• [Task directions]
In the listing below, find every line with the string "background" and pull it out.

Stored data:
——————————

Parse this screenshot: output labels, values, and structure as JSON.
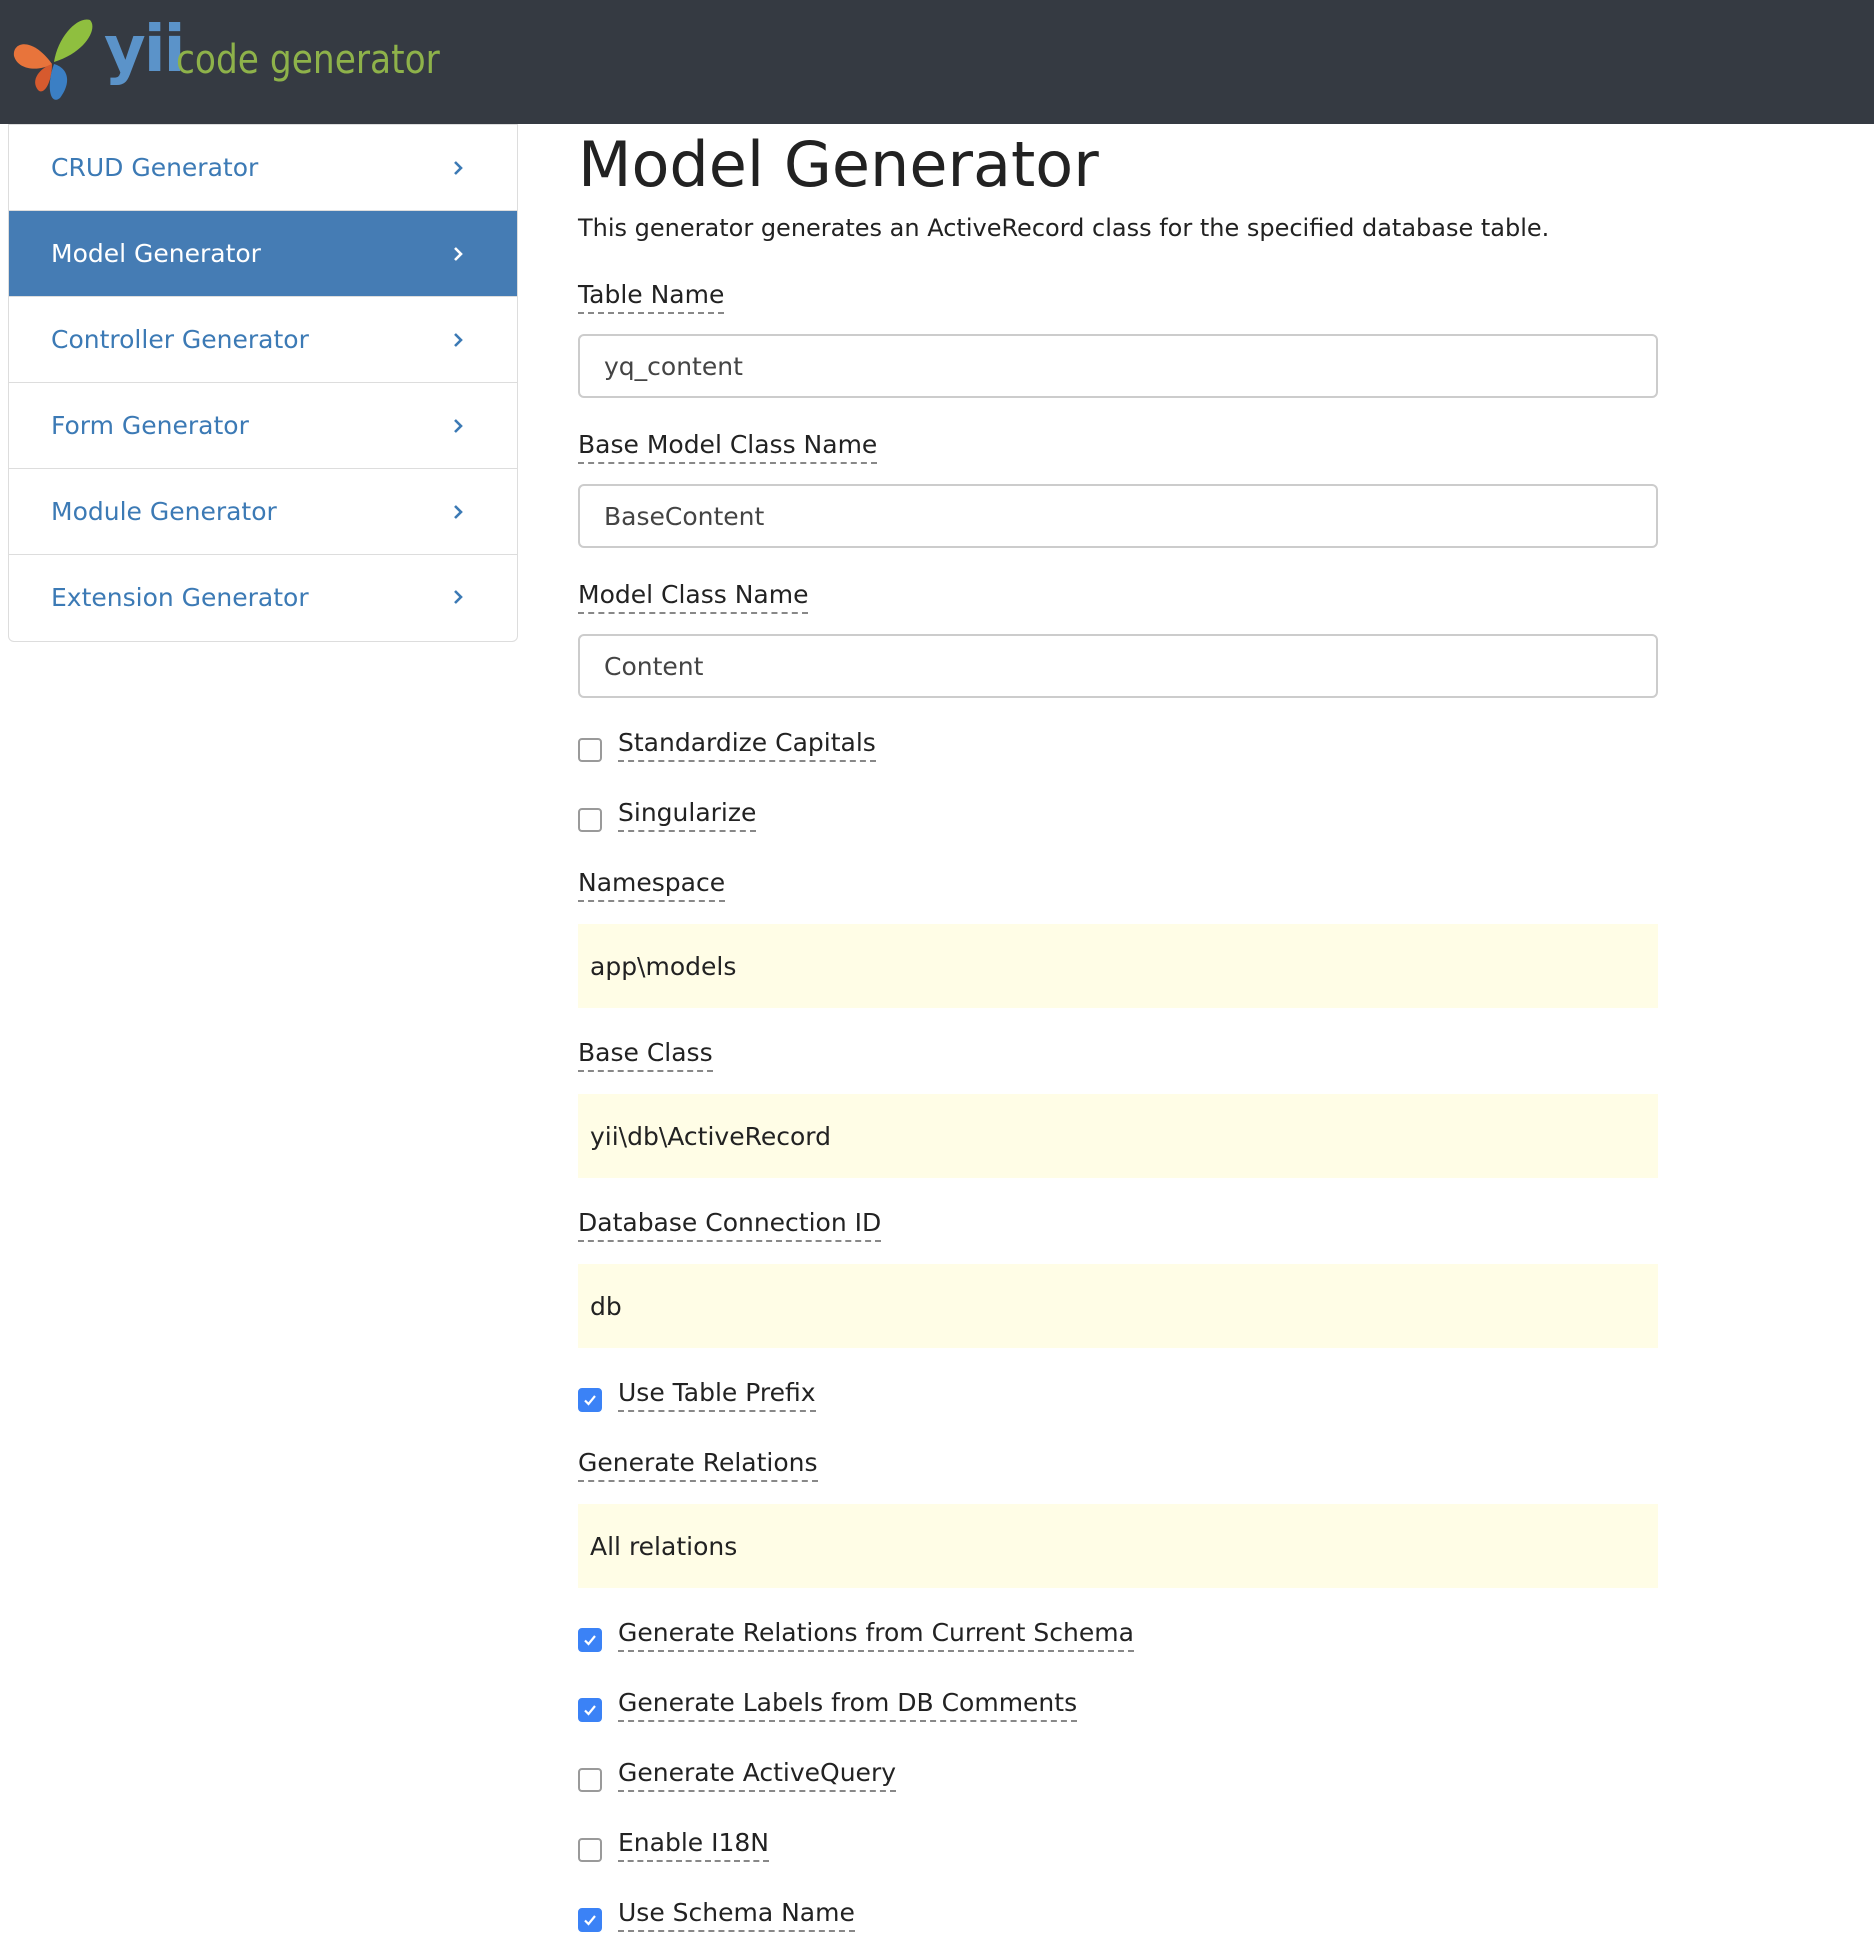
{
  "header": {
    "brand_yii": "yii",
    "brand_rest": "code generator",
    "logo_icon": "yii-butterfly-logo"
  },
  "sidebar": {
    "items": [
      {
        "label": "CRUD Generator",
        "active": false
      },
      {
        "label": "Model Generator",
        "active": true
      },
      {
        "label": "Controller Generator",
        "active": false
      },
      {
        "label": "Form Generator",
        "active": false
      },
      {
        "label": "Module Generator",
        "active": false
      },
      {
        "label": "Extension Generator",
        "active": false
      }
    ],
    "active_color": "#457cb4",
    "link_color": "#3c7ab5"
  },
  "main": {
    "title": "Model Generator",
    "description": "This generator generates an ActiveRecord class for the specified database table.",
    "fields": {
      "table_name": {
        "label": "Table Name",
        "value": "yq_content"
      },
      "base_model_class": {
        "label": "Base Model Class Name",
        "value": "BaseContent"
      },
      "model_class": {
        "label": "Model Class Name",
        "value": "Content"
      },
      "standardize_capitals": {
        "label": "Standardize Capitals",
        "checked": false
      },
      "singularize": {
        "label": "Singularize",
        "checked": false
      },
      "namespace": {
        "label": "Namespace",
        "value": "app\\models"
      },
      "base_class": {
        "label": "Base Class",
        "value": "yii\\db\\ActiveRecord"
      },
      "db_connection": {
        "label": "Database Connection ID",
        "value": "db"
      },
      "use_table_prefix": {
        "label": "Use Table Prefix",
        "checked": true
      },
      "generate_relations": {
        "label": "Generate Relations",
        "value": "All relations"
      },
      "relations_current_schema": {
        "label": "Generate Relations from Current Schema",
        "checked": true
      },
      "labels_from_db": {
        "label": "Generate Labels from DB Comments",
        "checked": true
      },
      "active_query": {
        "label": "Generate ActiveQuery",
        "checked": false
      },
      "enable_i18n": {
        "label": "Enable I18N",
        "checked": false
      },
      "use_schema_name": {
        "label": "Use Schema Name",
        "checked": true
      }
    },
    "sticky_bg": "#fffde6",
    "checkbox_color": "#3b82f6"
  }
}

——————————

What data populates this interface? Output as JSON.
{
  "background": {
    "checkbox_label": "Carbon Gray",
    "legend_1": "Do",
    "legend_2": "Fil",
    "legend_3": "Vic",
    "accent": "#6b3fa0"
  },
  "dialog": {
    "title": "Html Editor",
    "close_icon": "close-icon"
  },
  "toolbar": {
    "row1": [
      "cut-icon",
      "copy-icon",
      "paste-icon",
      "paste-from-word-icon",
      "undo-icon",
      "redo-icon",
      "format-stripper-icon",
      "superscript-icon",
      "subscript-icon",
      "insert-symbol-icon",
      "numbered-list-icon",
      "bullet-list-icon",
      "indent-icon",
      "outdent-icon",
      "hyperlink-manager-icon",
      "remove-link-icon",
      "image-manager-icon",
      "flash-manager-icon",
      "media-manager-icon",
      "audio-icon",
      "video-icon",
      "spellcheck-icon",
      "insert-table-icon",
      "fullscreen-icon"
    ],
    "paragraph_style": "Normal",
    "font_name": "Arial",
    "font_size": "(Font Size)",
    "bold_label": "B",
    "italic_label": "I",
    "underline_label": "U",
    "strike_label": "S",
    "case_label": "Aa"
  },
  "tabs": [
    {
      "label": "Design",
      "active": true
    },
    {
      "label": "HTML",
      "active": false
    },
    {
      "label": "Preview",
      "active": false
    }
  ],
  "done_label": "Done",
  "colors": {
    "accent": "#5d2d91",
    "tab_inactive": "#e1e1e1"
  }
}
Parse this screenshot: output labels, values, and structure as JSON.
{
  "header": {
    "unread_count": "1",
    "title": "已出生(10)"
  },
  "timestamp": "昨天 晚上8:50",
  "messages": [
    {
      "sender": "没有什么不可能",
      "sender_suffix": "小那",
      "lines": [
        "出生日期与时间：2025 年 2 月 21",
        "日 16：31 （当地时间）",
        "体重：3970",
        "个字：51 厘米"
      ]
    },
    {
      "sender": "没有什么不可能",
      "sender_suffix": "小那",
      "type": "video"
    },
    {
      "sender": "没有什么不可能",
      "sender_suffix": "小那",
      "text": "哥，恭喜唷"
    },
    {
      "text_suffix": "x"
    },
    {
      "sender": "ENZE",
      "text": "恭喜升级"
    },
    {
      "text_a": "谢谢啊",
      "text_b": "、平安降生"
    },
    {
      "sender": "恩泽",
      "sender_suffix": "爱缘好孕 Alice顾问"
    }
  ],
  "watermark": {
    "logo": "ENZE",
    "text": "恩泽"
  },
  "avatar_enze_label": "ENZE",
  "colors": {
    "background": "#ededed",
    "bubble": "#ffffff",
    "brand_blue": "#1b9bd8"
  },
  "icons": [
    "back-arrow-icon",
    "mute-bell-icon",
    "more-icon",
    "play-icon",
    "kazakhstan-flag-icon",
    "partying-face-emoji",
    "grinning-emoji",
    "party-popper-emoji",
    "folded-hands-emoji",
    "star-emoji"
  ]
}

——————————

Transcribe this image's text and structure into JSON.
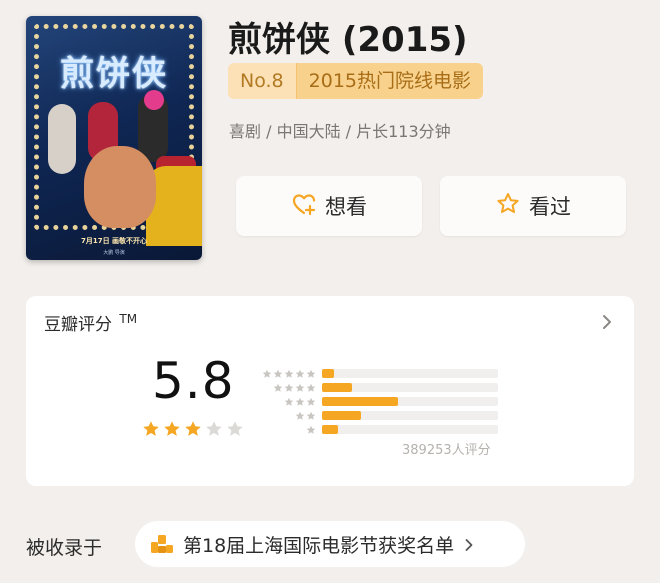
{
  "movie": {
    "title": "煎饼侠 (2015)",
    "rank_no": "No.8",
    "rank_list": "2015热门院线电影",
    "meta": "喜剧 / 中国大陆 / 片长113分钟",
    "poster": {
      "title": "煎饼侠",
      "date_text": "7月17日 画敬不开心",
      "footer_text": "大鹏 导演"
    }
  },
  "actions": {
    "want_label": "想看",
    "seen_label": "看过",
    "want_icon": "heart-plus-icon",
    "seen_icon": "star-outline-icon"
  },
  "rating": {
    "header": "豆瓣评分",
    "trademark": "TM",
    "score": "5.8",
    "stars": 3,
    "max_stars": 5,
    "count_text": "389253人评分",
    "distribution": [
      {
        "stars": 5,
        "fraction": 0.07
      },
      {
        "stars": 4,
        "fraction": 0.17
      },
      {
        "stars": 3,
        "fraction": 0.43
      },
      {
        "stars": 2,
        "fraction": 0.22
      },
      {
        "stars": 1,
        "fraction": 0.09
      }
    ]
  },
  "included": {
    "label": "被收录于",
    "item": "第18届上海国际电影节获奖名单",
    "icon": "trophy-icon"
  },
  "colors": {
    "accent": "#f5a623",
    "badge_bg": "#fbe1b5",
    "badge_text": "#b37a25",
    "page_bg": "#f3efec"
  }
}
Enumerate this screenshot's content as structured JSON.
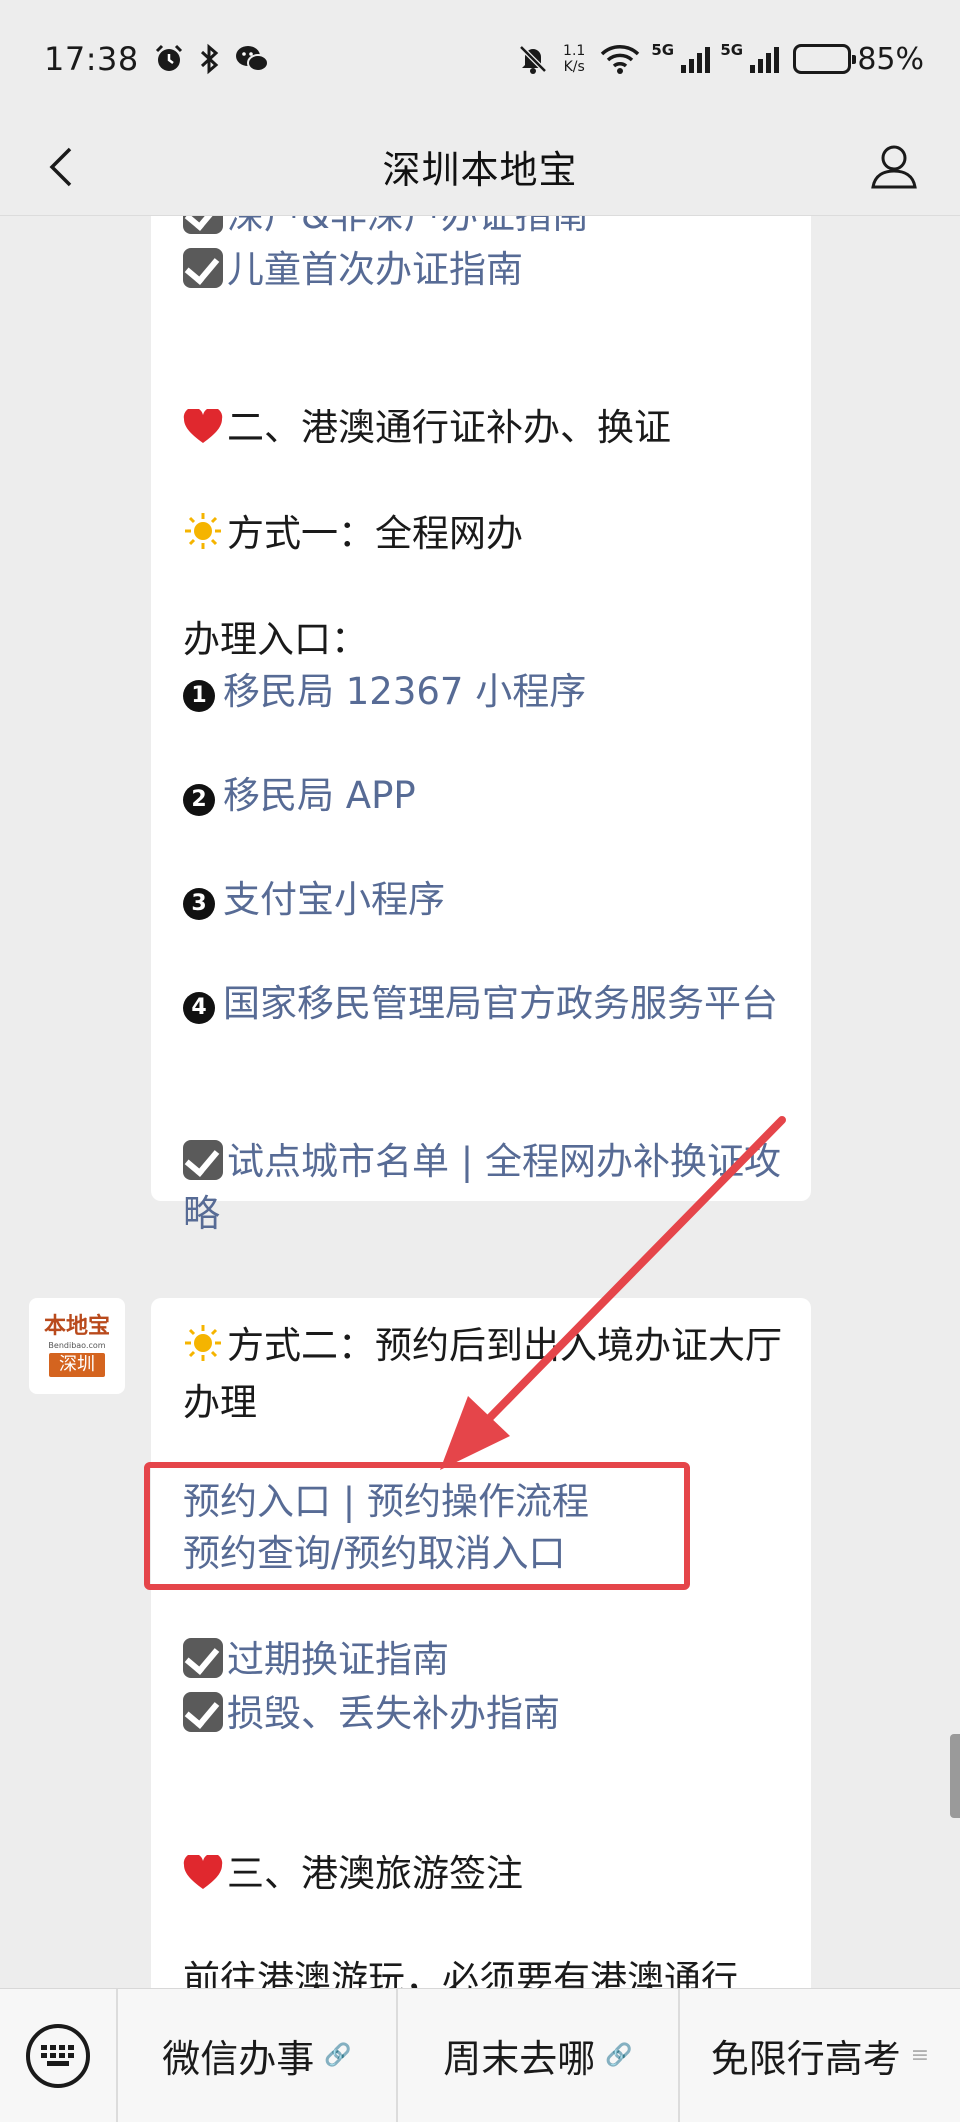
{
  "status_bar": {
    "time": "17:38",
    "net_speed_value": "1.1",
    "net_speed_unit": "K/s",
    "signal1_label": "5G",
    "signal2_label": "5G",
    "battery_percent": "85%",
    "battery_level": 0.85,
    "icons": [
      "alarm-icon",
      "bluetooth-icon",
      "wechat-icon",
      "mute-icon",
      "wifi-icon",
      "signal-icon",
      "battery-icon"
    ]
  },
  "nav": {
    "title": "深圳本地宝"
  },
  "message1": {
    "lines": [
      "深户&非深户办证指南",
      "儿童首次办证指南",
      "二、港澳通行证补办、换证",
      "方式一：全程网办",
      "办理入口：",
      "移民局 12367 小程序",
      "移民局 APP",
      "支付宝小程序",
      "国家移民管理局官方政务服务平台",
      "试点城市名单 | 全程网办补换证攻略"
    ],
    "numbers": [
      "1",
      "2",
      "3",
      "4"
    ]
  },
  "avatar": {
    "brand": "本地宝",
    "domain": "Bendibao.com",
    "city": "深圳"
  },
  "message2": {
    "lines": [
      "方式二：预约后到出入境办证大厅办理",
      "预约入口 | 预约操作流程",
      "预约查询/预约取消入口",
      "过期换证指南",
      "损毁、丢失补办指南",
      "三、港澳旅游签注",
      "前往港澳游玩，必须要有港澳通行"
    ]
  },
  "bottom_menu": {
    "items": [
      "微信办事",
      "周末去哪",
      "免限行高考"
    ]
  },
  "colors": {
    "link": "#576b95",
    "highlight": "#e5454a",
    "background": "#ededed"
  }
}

——————————

• [Written solution]
  "background": {
    "background": "#ededed",
    "background": "#ededed"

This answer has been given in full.